- BRIEF
From the listing that follows, output everything exactly except the pictures.

====== MATERIAL FOR THIS TASK ======

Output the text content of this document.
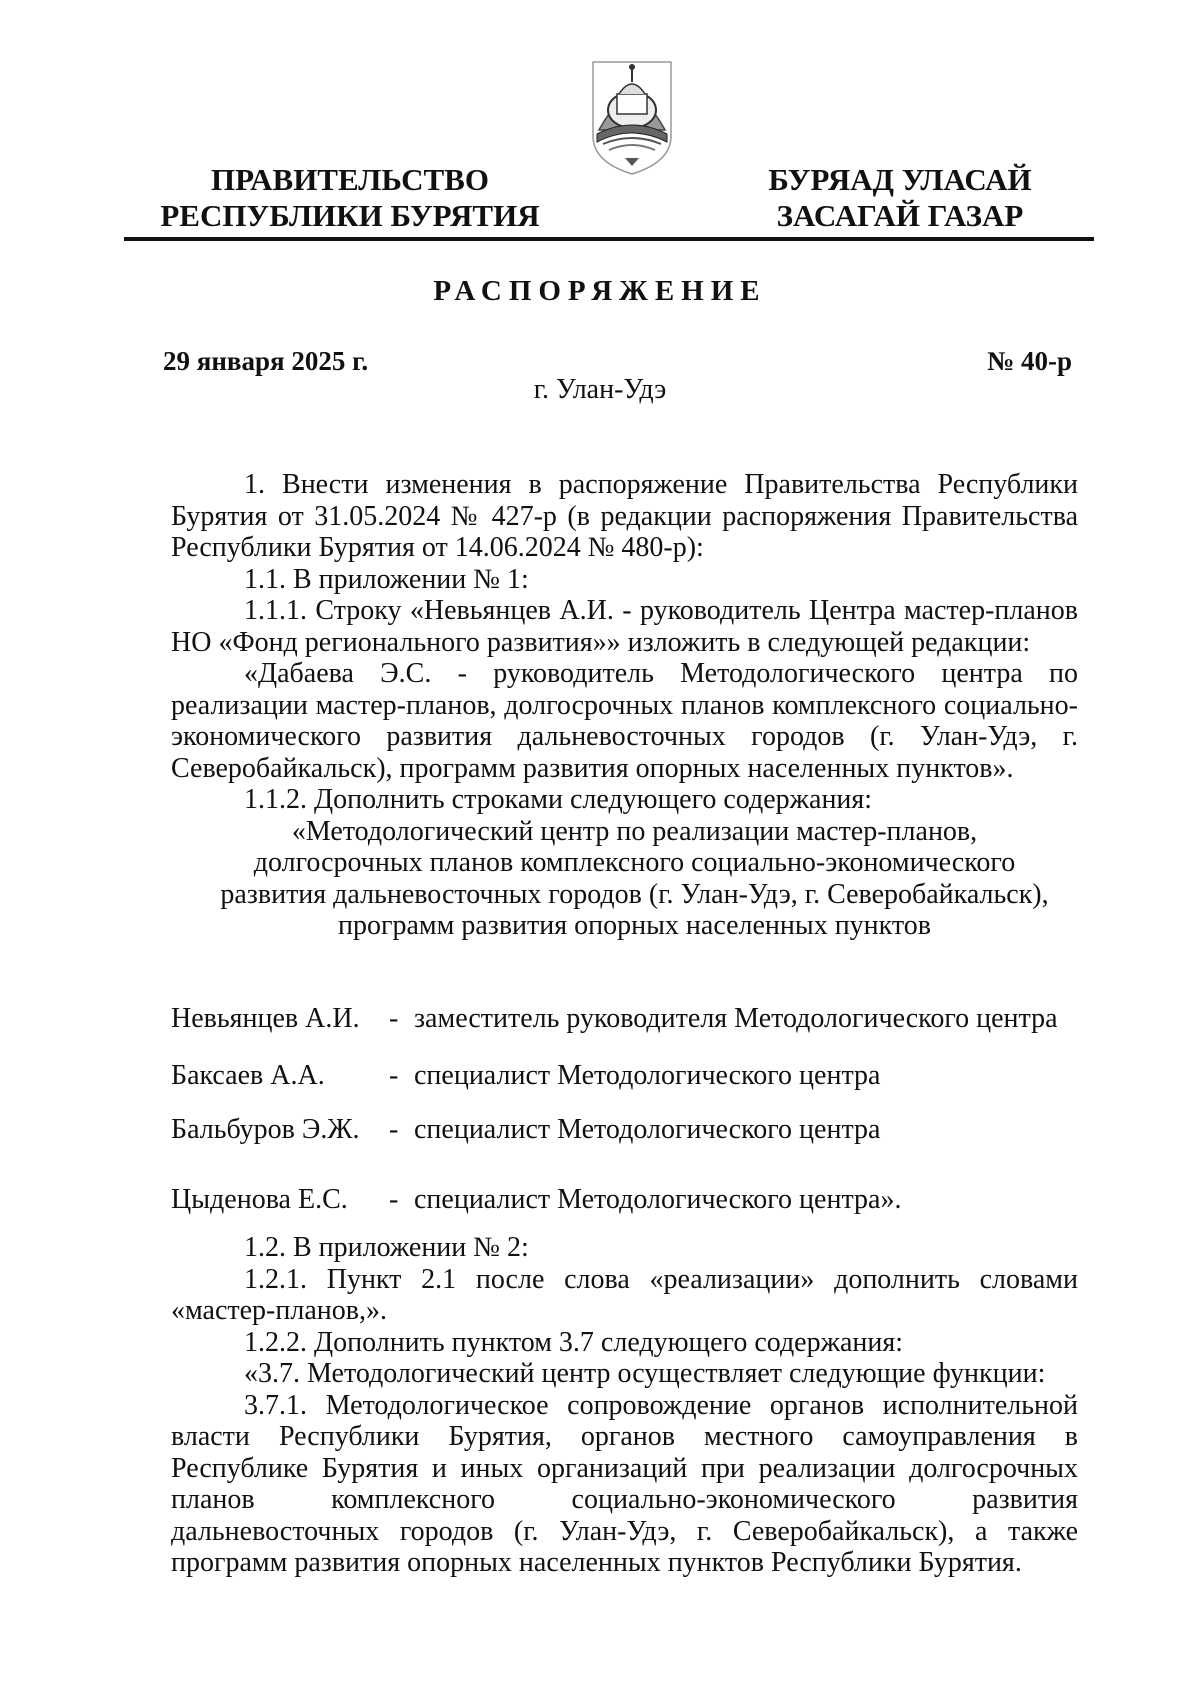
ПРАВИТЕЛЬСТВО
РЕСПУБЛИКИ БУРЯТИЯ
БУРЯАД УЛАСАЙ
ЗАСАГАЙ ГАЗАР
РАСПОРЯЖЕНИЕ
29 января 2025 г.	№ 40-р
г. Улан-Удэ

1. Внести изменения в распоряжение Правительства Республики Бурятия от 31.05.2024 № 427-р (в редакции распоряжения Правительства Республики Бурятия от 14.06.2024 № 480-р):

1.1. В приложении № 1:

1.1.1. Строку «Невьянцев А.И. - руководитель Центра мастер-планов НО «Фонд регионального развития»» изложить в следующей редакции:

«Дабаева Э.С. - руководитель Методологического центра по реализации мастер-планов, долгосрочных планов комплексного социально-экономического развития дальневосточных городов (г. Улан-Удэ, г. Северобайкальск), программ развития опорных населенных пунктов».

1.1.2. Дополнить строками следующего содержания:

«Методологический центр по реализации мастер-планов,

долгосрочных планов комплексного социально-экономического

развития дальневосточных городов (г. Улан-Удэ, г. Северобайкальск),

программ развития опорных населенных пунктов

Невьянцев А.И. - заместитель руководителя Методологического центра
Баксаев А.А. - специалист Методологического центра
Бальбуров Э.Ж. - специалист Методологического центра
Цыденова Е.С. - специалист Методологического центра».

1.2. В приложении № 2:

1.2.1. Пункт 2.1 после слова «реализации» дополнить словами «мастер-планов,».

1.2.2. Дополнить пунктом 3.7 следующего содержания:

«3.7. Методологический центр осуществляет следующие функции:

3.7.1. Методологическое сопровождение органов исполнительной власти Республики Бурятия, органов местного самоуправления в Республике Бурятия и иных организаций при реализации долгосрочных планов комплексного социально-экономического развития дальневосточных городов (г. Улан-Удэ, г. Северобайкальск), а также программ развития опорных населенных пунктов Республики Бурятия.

======

- THE RESPONSE
Output the text content of this document.
ПРАВИТЕЛЬСТВО
РЕСПУБЛИКИ БУРЯТИЯ
БУРЯАД УЛАСАЙ
ЗАСАГАЙ ГАЗАР
РАСПОРЯЖЕНИЕ
29 января 2025 г.	№ 40-р
г. Улан-Удэ

1. Внести изменения в распоряжение Правительства Республики Бурятия от 31.05.2024 № 427-р (в редакции распоряжения Правительства Республики Бурятия от 14.06.2024 № 480-р):

1.1. В приложении № 1:

1.1.1. Строку «Невьянцев А.И. - руководитель Центра мастер-планов НО «Фонд регионального развития»» изложить в следующей редакции:

«Дабаева Э.С. - руководитель Методологического центра по реализации мастер-планов, долгосрочных планов комплексного социально-экономического развития дальневосточных городов (г. Улан-Удэ, г. Северобайкальск), программ развития опорных населенных пунктов».

1.1.2. Дополнить строками следующего содержания:

«Методологический центр по реализации мастер-планов,

долгосрочных планов комплексного социально-экономического

развития дальневосточных городов (г. Улан-Удэ, г. Северобайкальск),

программ развития опорных населенных пунктов

Невьянцев А.И. - заместитель руководителя Методологического центра
Баксаев А.А. - специалист Методологического центра
Бальбуров Э.Ж. - специалист Методологического центра
Цыденова Е.С. - специалист Методологического центра».

1.2. В приложении № 2:

1.2.1. Пункт 2.1 после слова «реализации» дополнить словами «мастер-планов,».

1.2.2. Дополнить пунктом 3.7 следующего содержания:

«3.7. Методологический центр осуществляет следующие функции:

3.7.1. Методологическое сопровождение органов исполнительной власти Республики Бурятия, органов местного самоуправления в Республике Бурятия и иных организаций при реализации долгосрочных планов комплексного социально-экономического развития дальневосточных городов (г. Улан-Удэ, г. Северобайкальск), а также программ развития опорных населенных пунктов Республики Бурятия.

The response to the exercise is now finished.